**The records:**

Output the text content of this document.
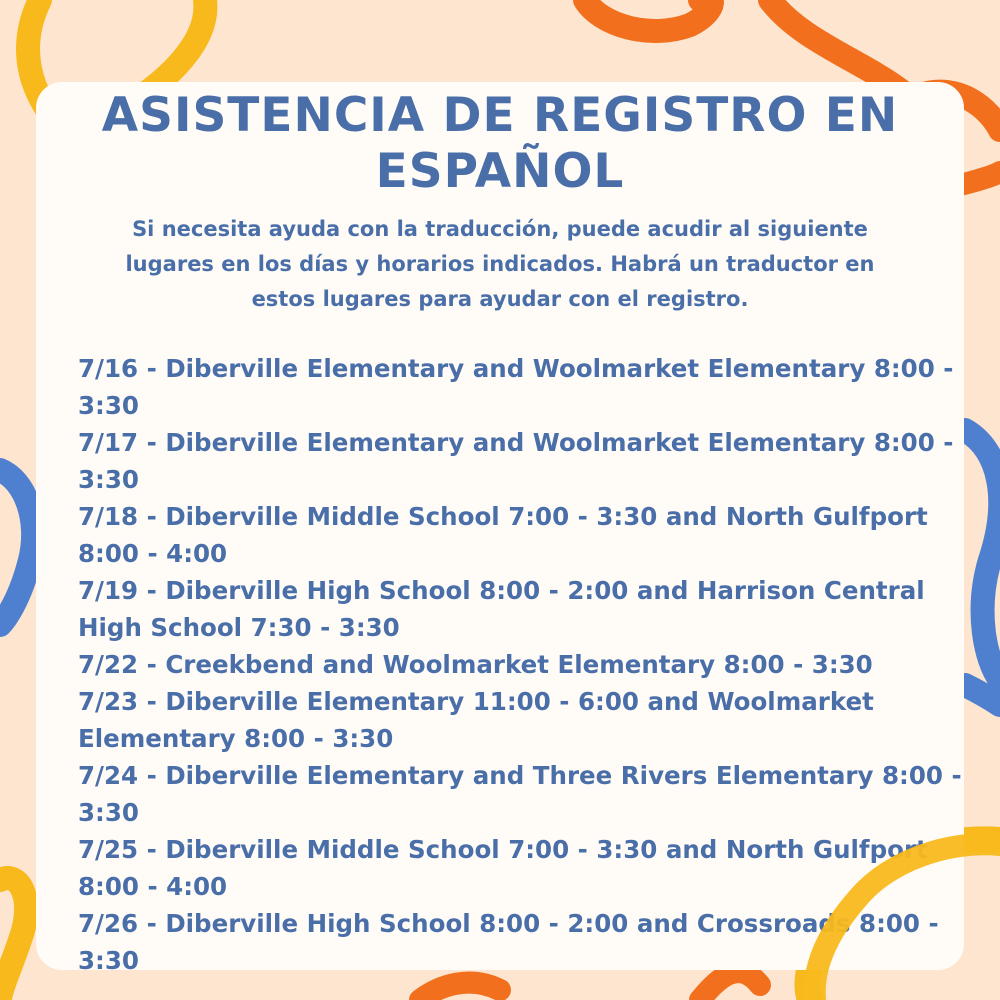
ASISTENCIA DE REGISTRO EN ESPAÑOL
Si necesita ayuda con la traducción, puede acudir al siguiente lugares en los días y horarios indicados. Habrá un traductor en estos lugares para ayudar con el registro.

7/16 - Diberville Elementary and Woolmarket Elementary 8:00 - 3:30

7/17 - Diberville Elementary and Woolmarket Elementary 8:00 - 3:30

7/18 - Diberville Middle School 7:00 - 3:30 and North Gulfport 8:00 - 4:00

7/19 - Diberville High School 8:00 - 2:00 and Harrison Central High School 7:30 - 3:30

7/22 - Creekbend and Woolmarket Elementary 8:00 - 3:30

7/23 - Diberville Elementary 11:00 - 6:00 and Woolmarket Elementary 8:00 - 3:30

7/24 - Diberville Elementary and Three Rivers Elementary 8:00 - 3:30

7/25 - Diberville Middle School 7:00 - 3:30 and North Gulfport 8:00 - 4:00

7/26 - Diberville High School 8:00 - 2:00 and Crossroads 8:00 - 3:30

**Stated exercise:** Each line that has the word "Middle" should be copied.

**Response to the task:**
7/18 - Diberville Middle School 7:00 - 3:30 and North Gulfport 8:00 - 4:00
7/25 - Diberville Middle School 7:00 - 3:30 and North Gulfport 8:00 - 4:00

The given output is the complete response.